Skip the pictures and extract all of the lines exactly as written.

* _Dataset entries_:
* begin *

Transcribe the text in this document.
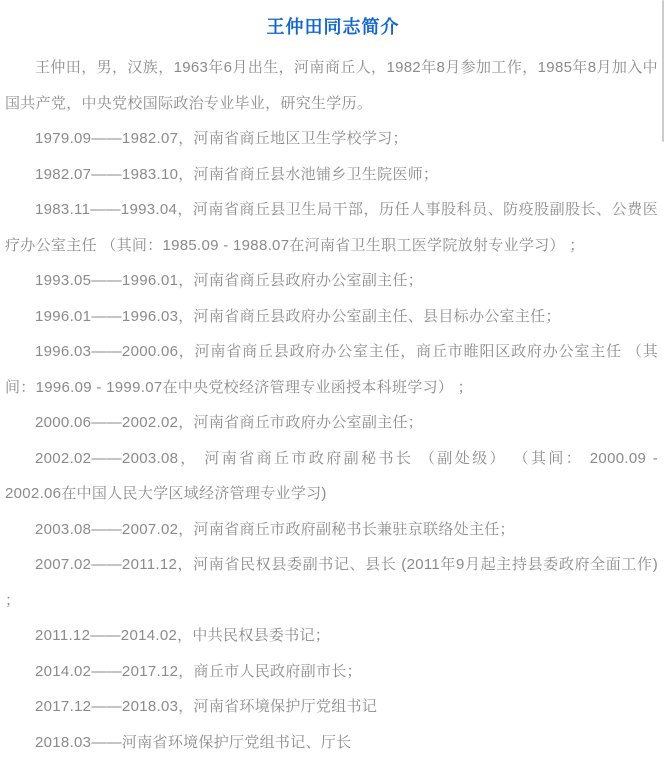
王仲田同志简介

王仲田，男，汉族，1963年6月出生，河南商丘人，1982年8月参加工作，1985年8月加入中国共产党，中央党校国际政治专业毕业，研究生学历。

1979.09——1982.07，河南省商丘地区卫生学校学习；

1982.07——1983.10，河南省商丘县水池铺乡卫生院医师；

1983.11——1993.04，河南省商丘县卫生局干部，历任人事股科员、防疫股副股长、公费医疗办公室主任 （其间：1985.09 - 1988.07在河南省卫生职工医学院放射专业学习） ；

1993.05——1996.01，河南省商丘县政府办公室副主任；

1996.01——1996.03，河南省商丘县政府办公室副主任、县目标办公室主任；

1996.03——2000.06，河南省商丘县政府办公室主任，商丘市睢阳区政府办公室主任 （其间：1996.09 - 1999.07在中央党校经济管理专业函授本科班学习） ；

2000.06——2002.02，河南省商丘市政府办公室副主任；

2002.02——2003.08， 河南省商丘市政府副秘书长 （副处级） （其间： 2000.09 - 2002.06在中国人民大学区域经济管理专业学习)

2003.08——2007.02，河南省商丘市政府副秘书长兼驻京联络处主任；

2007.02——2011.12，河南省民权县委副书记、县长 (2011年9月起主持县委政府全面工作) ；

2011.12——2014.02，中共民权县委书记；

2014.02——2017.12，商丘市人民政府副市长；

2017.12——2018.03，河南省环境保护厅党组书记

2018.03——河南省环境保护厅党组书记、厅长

* end *

* _EXERCISE OUTPUT_:
Transcribe the text in this document.
王仲田同志简介

王仲田，男，汉族，1963年6月出生，河南商丘人，1982年8月参加工作，1985年8月加入中国共产党，中央党校国际政治专业毕业，研究生学历。

1979.09——1982.07，河南省商丘地区卫生学校学习；

1982.07——1983.10，河南省商丘县水池铺乡卫生院医师；

1983.11——1993.04，河南省商丘县卫生局干部，历任人事股科员、防疫股副股长、公费医疗办公室主任 （其间：1985.09 - 1988.07在河南省卫生职工医学院放射专业学习） ；

1993.05——1996.01，河南省商丘县政府办公室副主任；

1996.01——1996.03，河南省商丘县政府办公室副主任、县目标办公室主任；

1996.03——2000.06，河南省商丘县政府办公室主任，商丘市睢阳区政府办公室主任 （其间：1996.09 - 1999.07在中央党校经济管理专业函授本科班学习） ；

2000.06——2002.02，河南省商丘市政府办公室副主任；

2002.02——2003.08， 河南省商丘市政府副秘书长 （副处级） （其间： 2000.09 - 2002.06在中国人民大学区域经济管理专业学习)

2003.08——2007.02，河南省商丘市政府副秘书长兼驻京联络处主任；

2007.02——2011.12，河南省民权县委副书记、县长 (2011年9月起主持县委政府全面工作) ；

2011.12——2014.02，中共民权县委书记；

2014.02——2017.12，商丘市人民政府副市长；

2017.12——2018.03，河南省环境保护厅党组书记

2018.03——河南省环境保护厅党组书记、厅长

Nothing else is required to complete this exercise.